[Material for the task]
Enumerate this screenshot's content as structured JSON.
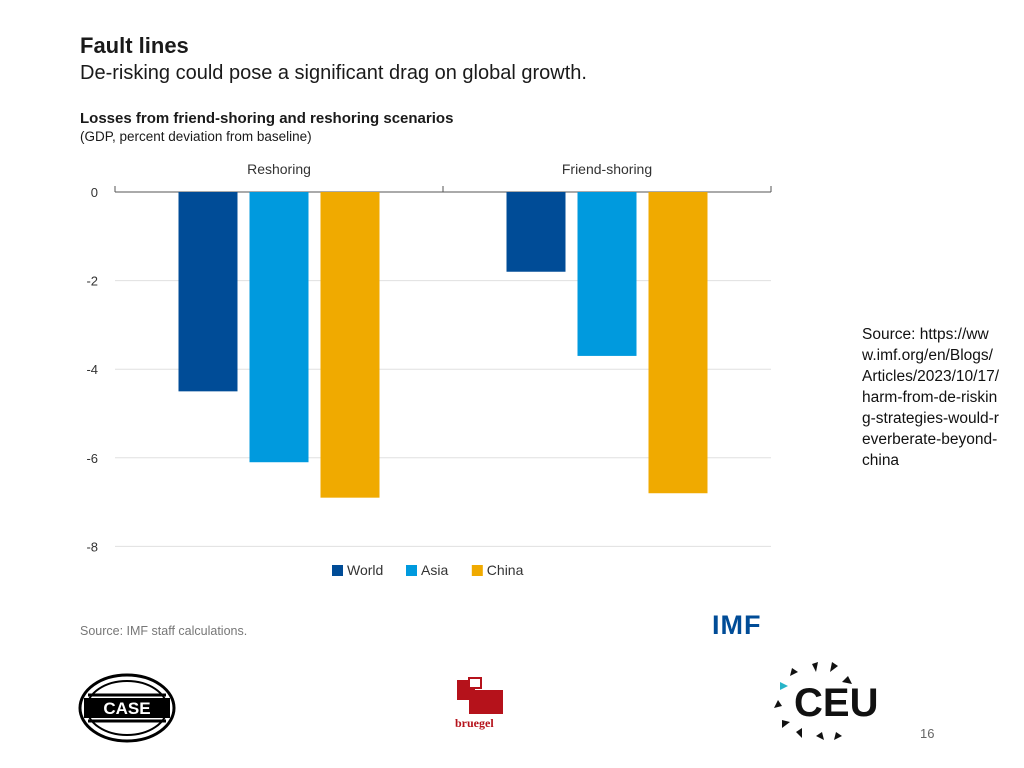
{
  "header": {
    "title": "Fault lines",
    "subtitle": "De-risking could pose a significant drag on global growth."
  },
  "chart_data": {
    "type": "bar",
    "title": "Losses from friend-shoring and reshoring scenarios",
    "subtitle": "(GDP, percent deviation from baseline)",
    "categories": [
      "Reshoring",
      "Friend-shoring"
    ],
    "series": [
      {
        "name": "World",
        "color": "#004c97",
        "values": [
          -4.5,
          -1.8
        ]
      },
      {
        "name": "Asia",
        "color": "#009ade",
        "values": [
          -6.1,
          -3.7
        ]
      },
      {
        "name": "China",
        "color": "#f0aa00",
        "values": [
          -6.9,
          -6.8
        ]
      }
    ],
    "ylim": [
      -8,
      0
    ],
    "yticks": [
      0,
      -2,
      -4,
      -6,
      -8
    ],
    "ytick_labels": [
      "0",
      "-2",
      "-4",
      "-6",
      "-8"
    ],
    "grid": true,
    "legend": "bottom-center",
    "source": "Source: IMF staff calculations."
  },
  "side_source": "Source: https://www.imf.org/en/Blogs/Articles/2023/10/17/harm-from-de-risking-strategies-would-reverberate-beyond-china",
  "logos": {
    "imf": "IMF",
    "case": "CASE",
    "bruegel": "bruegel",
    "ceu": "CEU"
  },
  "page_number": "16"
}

[Given instruction]
Reproduce the data word for word, excluding its pictures.

[Task output]
Enumerate this screenshot's content as structured JSON.
{
  "header": {
    "title": "Fault lines",
    "subtitle": "De-risking could pose a significant drag on global growth."
  },
  "chart_data": {
    "type": "bar",
    "title": "Losses from friend-shoring and reshoring scenarios",
    "subtitle": "(GDP, percent deviation from baseline)",
    "categories": [
      "Reshoring",
      "Friend-shoring"
    ],
    "series": [
      {
        "name": "World",
        "color": "#004c97",
        "values": [
          -4.5,
          -1.8
        ]
      },
      {
        "name": "Asia",
        "color": "#009ade",
        "values": [
          -6.1,
          -3.7
        ]
      },
      {
        "name": "China",
        "color": "#f0aa00",
        "values": [
          -6.9,
          -6.8
        ]
      }
    ],
    "ylim": [
      -8,
      0
    ],
    "yticks": [
      0,
      -2,
      -4,
      -6,
      -8
    ],
    "ytick_labels": [
      "0",
      "-2",
      "-4",
      "-6",
      "-8"
    ],
    "grid": true,
    "legend": "bottom-center",
    "source": "Source: IMF staff calculations."
  },
  "side_source": "Source: https://www.imf.org/en/Blogs/Articles/2023/10/17/harm-from-de-risking-strategies-would-reverberate-beyond-china",
  "logos": {
    "imf": "IMF",
    "case": "CASE",
    "bruegel": "bruegel",
    "ceu": "CEU"
  },
  "page_number": "16"
}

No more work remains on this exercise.